Region annotation records
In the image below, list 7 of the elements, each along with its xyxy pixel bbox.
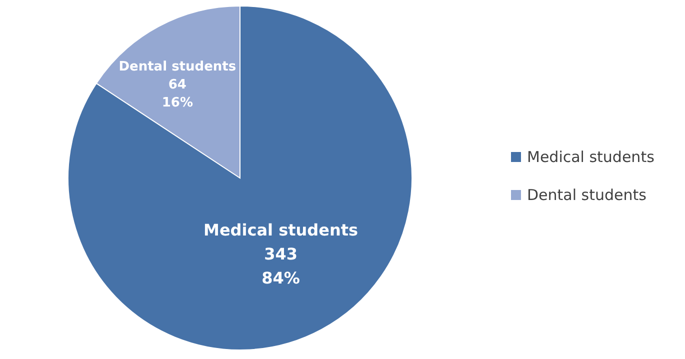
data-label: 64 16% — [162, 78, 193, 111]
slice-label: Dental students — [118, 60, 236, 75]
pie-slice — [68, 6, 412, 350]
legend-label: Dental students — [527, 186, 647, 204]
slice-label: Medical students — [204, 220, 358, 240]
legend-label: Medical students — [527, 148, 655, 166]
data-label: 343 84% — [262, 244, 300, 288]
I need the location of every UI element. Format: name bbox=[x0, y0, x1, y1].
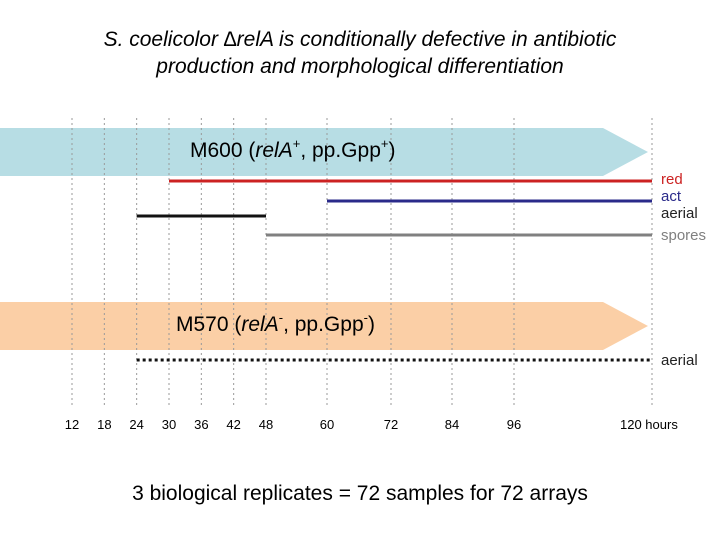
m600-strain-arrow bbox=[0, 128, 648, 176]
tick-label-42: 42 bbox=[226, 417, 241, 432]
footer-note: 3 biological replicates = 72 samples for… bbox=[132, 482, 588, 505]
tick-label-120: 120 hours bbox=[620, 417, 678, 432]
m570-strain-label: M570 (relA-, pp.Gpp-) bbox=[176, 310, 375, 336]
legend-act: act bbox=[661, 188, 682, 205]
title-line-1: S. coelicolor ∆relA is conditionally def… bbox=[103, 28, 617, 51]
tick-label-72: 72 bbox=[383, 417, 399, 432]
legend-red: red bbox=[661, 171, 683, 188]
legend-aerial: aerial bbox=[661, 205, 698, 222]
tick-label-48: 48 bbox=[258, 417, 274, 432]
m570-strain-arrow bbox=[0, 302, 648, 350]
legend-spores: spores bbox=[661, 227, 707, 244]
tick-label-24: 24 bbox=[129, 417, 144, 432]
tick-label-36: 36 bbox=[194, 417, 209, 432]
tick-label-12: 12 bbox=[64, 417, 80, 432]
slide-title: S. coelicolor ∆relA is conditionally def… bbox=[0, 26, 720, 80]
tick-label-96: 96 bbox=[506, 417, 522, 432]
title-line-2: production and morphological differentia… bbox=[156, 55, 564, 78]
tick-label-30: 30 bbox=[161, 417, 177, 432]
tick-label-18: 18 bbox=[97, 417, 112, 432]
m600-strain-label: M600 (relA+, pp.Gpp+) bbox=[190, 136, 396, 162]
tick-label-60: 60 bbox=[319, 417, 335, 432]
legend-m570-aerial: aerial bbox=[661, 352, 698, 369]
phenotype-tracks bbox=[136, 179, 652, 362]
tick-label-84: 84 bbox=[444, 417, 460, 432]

What to produce
Please repeat the rows above, swapping "legend-label" for "key-label" wherever it appears and keeping everything else the same. Omit the pictures.

Completed exercise
In the image below, list 7 of the elements, each along with its xyxy pixel bbox.
data-label: 64 16% — [162, 78, 193, 111]
slice-label: Dental students — [118, 60, 236, 75]
pie-slice — [68, 6, 412, 350]
key-label: Dental students — [527, 186, 647, 204]
slice-label: Medical students — [204, 220, 358, 240]
key-label: Medical students — [527, 148, 655, 166]
data-label: 343 84% — [262, 244, 300, 288]
I need the location of every UI element. Format: name bbox=[x0, y0, x1, y1].
m600-strain-arrow bbox=[0, 128, 648, 176]
tick-label-42: 42 bbox=[226, 417, 241, 432]
footer-note: 3 biological replicates = 72 samples for… bbox=[132, 482, 588, 505]
tick-label-120: 120 hours bbox=[620, 417, 678, 432]
m570-strain-label: M570 (relA-, pp.Gpp-) bbox=[176, 310, 375, 336]
legend-act: act bbox=[661, 188, 682, 205]
title-line-1: S. coelicolor ∆relA is conditionally def… bbox=[103, 28, 617, 51]
tick-label-72: 72 bbox=[383, 417, 399, 432]
legend-red: red bbox=[661, 171, 683, 188]
legend-aerial: aerial bbox=[661, 205, 698, 222]
tick-label-48: 48 bbox=[258, 417, 274, 432]
m570-strain-arrow bbox=[0, 302, 648, 350]
legend-spores: spores bbox=[661, 227, 707, 244]
tick-label-24: 24 bbox=[129, 417, 144, 432]
tick-label-36: 36 bbox=[194, 417, 209, 432]
tick-label-12: 12 bbox=[64, 417, 80, 432]
slide-title: S. coelicolor ∆relA is conditionally def… bbox=[0, 26, 720, 80]
tick-label-96: 96 bbox=[506, 417, 522, 432]
title-line-2: production and morphological differentia… bbox=[156, 55, 564, 78]
tick-label-30: 30 bbox=[161, 417, 177, 432]
tick-label-18: 18 bbox=[97, 417, 112, 432]
m600-strain-label: M600 (relA+, pp.Gpp+) bbox=[190, 136, 396, 162]
tick-label-60: 60 bbox=[319, 417, 335, 432]
legend-m570-aerial: aerial bbox=[661, 352, 698, 369]
phenotype-tracks bbox=[136, 179, 652, 362]
tick-label-84: 84 bbox=[444, 417, 460, 432]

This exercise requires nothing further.